* **EXERCISE INSTRUCTIONS**: Retype each entry below, keeping every character the same.

* **DATA SECTION**:
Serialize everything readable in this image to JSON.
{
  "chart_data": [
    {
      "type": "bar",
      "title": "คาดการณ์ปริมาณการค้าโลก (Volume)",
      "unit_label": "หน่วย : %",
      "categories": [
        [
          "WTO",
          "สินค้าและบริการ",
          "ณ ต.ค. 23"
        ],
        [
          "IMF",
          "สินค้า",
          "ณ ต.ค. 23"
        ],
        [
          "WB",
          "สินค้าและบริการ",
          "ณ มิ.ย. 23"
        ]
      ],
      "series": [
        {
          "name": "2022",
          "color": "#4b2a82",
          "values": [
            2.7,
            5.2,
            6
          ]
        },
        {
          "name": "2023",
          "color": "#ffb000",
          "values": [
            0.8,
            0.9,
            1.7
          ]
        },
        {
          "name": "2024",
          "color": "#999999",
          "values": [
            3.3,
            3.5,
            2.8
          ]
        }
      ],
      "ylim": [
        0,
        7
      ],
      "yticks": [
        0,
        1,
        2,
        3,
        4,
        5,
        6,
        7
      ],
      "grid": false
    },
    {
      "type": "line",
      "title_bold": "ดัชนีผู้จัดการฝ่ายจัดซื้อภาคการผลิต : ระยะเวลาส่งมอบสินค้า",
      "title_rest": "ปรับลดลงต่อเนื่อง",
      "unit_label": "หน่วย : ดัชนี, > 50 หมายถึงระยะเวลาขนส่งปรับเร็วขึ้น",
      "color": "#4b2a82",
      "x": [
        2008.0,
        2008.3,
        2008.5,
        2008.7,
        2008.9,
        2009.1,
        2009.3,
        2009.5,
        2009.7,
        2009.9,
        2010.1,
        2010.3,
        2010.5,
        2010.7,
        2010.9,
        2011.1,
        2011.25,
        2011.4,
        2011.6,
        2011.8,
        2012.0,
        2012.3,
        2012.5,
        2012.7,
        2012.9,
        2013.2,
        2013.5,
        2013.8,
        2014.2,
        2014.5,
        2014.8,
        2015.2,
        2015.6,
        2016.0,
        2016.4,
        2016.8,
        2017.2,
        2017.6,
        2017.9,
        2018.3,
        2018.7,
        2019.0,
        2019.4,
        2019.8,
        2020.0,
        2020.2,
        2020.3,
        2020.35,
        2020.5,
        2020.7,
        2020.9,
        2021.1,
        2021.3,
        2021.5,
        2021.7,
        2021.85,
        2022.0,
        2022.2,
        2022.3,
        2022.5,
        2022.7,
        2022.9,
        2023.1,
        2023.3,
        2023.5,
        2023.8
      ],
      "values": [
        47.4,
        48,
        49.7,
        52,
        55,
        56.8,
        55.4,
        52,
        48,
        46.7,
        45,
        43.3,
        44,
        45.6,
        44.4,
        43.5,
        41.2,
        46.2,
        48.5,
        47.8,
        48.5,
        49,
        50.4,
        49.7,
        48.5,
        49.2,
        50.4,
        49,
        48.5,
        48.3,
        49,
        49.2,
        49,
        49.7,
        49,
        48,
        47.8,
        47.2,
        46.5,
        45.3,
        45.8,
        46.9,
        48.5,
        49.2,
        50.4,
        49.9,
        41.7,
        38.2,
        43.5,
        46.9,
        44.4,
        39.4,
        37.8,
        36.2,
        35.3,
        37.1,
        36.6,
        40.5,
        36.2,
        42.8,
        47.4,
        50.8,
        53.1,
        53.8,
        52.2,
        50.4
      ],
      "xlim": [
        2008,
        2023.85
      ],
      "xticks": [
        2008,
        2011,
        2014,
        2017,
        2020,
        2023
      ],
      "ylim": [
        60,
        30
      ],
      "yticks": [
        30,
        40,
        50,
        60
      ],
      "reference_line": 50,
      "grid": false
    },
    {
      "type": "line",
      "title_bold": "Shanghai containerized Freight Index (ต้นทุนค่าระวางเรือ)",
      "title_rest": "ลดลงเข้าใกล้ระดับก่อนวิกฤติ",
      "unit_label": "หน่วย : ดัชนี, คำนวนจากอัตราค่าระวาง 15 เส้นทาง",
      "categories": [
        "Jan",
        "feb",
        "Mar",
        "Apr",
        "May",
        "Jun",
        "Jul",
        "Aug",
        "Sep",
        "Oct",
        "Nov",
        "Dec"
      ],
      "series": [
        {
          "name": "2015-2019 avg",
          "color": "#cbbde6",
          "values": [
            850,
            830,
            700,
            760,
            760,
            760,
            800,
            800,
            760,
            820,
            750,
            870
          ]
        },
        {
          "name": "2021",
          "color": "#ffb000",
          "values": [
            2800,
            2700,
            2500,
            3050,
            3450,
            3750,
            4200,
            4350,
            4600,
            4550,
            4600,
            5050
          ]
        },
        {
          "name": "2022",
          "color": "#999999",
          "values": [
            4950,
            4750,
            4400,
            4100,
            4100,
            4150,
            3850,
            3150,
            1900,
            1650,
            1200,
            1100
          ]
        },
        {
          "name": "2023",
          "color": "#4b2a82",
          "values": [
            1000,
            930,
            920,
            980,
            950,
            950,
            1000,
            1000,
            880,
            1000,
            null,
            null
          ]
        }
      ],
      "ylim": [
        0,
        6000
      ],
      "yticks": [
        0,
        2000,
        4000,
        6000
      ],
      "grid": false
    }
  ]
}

* **RESPONSE TO THE TASK**:
Serialize everything readable in this image to JSON.
{
  "chart_data": [
    {
      "type": "bar",
      "title": "คาดการณ์ปริมาณการค้าโลก (Volume)",
      "unit_label": "หน่วย : %",
      "categories": [
        [
          "WTO",
          "สินค้าและบริการ",
          "ณ ต.ค. 23"
        ],
        [
          "IMF",
          "สินค้า",
          "ณ ต.ค. 23"
        ],
        [
          "WB",
          "สินค้าและบริการ",
          "ณ มิ.ย. 23"
        ]
      ],
      "series": [
        {
          "name": "2022",
          "color": "#4b2a82",
          "values": [
            2.7,
            5.2,
            6
          ]
        },
        {
          "name": "2023",
          "color": "#ffb000",
          "values": [
            0.8,
            0.9,
            1.7
          ]
        },
        {
          "name": "2024",
          "color": "#999999",
          "values": [
            3.3,
            3.5,
            2.8
          ]
        }
      ],
      "ylim": [
        0,
        7
      ],
      "yticks": [
        0,
        1,
        2,
        3,
        4,
        5,
        6,
        7
      ],
      "grid": false
    },
    {
      "type": "line",
      "title_bold": "ดัชนีผู้จัดการฝ่ายจัดซื้อภาคการผลิต : ระยะเวลาส่งมอบสินค้า",
      "title_rest": "ปรับลดลงต่อเนื่อง",
      "unit_label": "หน่วย : ดัชนี, > 50 หมายถึงระยะเวลาขนส่งปรับเร็วขึ้น",
      "color": "#4b2a82",
      "x": [
        2008.0,
        2008.3,
        2008.5,
        2008.7,
        2008.9,
        2009.1,
        2009.3,
        2009.5,
        2009.7,
        2009.9,
        2010.1,
        2010.3,
        2010.5,
        2010.7,
        2010.9,
        2011.1,
        2011.25,
        2011.4,
        2011.6,
        2011.8,
        2012.0,
        2012.3,
        2012.5,
        2012.7,
        2012.9,
        2013.2,
        2013.5,
        2013.8,
        2014.2,
        2014.5,
        2014.8,
        2015.2,
        2015.6,
        2016.0,
        2016.4,
        2016.8,
        2017.2,
        2017.6,
        2017.9,
        2018.3,
        2018.7,
        2019.0,
        2019.4,
        2019.8,
        2020.0,
        2020.2,
        2020.3,
        2020.35,
        2020.5,
        2020.7,
        2020.9,
        2021.1,
        2021.3,
        2021.5,
        2021.7,
        2021.85,
        2022.0,
        2022.2,
        2022.3,
        2022.5,
        2022.7,
        2022.9,
        2023.1,
        2023.3,
        2023.5,
        2023.8
      ],
      "values": [
        47.4,
        48,
        49.7,
        52,
        55,
        56.8,
        55.4,
        52,
        48,
        46.7,
        45,
        43.3,
        44,
        45.6,
        44.4,
        43.5,
        41.2,
        46.2,
        48.5,
        47.8,
        48.5,
        49,
        50.4,
        49.7,
        48.5,
        49.2,
        50.4,
        49,
        48.5,
        48.3,
        49,
        49.2,
        49,
        49.7,
        49,
        48,
        47.8,
        47.2,
        46.5,
        45.3,
        45.8,
        46.9,
        48.5,
        49.2,
        50.4,
        49.9,
        41.7,
        38.2,
        43.5,
        46.9,
        44.4,
        39.4,
        37.8,
        36.2,
        35.3,
        37.1,
        36.6,
        40.5,
        36.2,
        42.8,
        47.4,
        50.8,
        53.1,
        53.8,
        52.2,
        50.4
      ],
      "xlim": [
        2008,
        2023.85
      ],
      "xticks": [
        2008,
        2011,
        2014,
        2017,
        2020,
        2023
      ],
      "ylim": [
        60,
        30
      ],
      "yticks": [
        30,
        40,
        50,
        60
      ],
      "reference_line": 50,
      "grid": false
    },
    {
      "type": "line",
      "title_bold": "Shanghai containerized Freight Index (ต้นทุนค่าระวางเรือ)",
      "title_rest": "ลดลงเข้าใกล้ระดับก่อนวิกฤติ",
      "unit_label": "หน่วย : ดัชนี, คำนวนจากอัตราค่าระวาง 15 เส้นทาง",
      "categories": [
        "Jan",
        "feb",
        "Mar",
        "Apr",
        "May",
        "Jun",
        "Jul",
        "Aug",
        "Sep",
        "Oct",
        "Nov",
        "Dec"
      ],
      "series": [
        {
          "name": "2015-2019 avg",
          "color": "#cbbde6",
          "values": [
            850,
            830,
            700,
            760,
            760,
            760,
            800,
            800,
            760,
            820,
            750,
            870
          ]
        },
        {
          "name": "2021",
          "color": "#ffb000",
          "values": [
            2800,
            2700,
            2500,
            3050,
            3450,
            3750,
            4200,
            4350,
            4600,
            4550,
            4600,
            5050
          ]
        },
        {
          "name": "2022",
          "color": "#999999",
          "values": [
            4950,
            4750,
            4400,
            4100,
            4100,
            4150,
            3850,
            3150,
            1900,
            1650,
            1200,
            1100
          ]
        },
        {
          "name": "2023",
          "color": "#4b2a82",
          "values": [
            1000,
            930,
            920,
            980,
            950,
            950,
            1000,
            1000,
            880,
            1000,
            null,
            null
          ]
        }
      ],
      "ylim": [
        0,
        6000
      ],
      "yticks": [
        0,
        2000,
        4000,
        6000
      ],
      "grid": false
    }
  ]
}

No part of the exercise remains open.